#### PROVIDED TEXT:
Massmouth's coordinator Cheryl Hamilton telling a story at a slam. (Courtesy Massmouth)
Massmouth's coordinator Cheryl Hamilton telling a story at a slam. (Courtesy Massmouth)

The word "perfect" can be applied to many things: the perfect moment, the perfect job, the perfect storm. In the dimly lit room of Club Passim in Harvard Square on a Monday in November, 10 storytellers took the stage to tell five-minute stories on the theme as part of Massmouth's seventh season of story slams.

The packed club was full of anticipation as people waited to see what was in store for the night. Who would be chosen to tell their story? What would they tell?

Each slam, five judges are chosen at random from the audience and score the storytellers on a scale from one to 10 based on story arc, teller presentation, connection to the theme and overall impression. The two tellers with the highest scores win and a third winner is chosen by the audience.

[Collected data entries]
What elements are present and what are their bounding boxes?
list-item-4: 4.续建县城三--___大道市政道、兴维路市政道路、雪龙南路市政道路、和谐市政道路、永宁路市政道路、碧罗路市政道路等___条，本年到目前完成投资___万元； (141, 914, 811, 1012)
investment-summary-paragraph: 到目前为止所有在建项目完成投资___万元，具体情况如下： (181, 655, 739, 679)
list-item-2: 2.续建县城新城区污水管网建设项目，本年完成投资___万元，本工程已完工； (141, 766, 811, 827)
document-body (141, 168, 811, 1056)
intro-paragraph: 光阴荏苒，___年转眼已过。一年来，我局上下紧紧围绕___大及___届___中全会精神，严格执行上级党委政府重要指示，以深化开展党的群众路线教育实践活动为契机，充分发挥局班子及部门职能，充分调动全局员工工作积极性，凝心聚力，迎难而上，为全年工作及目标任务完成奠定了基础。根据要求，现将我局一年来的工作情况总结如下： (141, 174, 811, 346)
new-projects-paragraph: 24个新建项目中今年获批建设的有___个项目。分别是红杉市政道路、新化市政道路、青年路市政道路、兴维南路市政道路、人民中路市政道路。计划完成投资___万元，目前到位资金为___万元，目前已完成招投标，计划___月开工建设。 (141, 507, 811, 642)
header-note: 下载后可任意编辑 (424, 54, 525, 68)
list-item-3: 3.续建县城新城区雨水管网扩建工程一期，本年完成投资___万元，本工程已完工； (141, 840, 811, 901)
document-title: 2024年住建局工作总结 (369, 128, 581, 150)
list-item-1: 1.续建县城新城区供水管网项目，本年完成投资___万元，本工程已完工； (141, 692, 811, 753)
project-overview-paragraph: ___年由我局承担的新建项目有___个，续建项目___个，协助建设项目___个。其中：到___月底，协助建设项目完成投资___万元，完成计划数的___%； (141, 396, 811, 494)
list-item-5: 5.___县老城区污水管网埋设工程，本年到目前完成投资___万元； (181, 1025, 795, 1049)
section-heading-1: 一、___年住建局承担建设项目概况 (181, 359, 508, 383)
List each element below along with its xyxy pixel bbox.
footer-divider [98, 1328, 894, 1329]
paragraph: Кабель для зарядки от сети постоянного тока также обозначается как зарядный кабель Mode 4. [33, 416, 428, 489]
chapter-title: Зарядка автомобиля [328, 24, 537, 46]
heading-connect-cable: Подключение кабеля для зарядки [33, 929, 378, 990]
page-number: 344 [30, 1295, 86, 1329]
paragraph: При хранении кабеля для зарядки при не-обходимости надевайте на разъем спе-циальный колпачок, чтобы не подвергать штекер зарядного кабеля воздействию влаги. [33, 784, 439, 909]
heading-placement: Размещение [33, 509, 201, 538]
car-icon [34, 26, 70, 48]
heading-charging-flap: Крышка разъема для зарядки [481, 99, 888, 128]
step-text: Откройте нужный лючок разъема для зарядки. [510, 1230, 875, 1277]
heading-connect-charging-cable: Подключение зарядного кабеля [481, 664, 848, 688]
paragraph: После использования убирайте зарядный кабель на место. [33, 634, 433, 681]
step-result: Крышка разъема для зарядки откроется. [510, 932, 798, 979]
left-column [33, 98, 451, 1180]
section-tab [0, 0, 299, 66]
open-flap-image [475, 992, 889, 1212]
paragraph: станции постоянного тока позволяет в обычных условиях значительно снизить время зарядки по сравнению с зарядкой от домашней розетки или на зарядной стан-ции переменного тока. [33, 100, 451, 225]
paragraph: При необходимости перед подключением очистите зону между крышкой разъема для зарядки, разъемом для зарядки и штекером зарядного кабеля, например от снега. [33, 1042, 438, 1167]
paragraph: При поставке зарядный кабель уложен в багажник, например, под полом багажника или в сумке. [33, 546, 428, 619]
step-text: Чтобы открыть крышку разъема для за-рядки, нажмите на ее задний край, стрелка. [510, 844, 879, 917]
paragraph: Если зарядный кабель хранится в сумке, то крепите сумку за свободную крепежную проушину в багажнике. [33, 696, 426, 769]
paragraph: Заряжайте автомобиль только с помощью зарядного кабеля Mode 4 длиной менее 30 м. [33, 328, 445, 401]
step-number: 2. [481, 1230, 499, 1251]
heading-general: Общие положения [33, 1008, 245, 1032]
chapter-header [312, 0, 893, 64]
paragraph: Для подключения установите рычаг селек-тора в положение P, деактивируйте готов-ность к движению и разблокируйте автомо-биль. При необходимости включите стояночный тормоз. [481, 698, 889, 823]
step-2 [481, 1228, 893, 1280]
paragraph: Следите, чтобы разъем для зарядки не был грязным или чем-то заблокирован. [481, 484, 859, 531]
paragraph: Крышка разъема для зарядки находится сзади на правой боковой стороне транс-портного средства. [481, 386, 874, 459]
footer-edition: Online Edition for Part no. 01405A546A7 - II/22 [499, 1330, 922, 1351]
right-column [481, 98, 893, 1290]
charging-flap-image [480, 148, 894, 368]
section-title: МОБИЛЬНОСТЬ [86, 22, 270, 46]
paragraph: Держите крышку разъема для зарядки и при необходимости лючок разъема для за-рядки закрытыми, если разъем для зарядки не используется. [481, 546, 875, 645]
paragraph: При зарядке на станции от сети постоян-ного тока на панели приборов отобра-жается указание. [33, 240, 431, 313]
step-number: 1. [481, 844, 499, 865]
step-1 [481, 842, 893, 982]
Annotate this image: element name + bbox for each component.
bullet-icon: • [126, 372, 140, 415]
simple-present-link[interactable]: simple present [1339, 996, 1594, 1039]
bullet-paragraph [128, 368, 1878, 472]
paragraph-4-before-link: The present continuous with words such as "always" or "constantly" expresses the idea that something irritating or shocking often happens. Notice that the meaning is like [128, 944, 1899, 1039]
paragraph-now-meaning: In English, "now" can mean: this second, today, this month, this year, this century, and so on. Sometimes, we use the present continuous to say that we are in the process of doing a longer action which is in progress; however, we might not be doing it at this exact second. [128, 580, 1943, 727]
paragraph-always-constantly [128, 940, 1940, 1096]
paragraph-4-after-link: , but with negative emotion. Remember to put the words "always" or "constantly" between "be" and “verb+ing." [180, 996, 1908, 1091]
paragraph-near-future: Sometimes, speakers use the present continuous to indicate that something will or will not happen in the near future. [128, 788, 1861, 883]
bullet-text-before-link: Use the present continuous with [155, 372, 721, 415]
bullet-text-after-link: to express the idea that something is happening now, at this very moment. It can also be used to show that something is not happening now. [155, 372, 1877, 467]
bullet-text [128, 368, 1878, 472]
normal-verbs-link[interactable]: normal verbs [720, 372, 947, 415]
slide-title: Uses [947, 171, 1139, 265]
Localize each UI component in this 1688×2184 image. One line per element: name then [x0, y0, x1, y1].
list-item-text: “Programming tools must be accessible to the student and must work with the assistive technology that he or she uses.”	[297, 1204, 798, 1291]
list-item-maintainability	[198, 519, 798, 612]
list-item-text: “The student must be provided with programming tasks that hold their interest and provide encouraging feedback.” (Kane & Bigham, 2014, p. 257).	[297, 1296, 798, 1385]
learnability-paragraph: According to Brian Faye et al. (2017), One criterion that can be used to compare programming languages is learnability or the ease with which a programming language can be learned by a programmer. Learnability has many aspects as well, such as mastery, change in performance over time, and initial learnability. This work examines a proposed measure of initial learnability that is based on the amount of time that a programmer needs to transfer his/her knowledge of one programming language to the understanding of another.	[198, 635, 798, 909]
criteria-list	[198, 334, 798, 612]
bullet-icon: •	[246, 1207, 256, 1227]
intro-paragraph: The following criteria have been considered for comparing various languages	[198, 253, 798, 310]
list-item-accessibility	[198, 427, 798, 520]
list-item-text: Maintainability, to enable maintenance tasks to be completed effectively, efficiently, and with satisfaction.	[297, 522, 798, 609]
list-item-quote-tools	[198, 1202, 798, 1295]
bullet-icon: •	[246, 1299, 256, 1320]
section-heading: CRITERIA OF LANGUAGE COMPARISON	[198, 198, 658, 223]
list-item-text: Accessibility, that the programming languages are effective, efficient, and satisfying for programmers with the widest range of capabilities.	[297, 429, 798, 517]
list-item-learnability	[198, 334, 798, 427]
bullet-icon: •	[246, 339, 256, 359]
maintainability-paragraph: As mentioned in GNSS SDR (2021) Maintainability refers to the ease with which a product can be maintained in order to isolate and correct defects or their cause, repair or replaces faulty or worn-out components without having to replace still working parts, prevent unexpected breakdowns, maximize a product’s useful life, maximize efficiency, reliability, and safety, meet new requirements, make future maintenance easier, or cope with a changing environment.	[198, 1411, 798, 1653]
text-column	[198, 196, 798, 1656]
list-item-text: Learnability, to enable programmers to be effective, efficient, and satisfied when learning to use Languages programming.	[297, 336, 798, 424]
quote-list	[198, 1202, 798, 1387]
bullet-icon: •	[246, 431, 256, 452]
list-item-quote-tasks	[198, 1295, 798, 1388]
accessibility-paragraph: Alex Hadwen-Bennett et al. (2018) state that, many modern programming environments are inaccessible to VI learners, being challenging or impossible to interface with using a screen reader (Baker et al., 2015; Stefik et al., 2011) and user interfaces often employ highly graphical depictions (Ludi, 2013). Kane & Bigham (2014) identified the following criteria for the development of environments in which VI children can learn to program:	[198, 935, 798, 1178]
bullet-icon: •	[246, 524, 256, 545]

#### EXERCISE SET:
(a) Answer these questions using the text about Massmouth's story slam:
(i) In what venue did the November slam take place?
(ii) How long was each story meant to be?
(iii) How many judges score each slam, and where do they come from?
(b) Summarize the text about Massmouth's story slam in two sentences.

#### SOLUTION SET:
(a)
(i) Club Passim in Harvard Square.
(ii) Five minutes.
(iii) Five judges, chosen at random from the audience.

(b) On a Monday in November, 10 storytellers at Club Passim in Harvard Square told five-minute stories on the theme "perfect" as part of Massmouth's seventh season of story slams. Five judges chosen at random from the audience score each teller from one to 10, and the two highest scorers win, with a third winner chosen by the audience.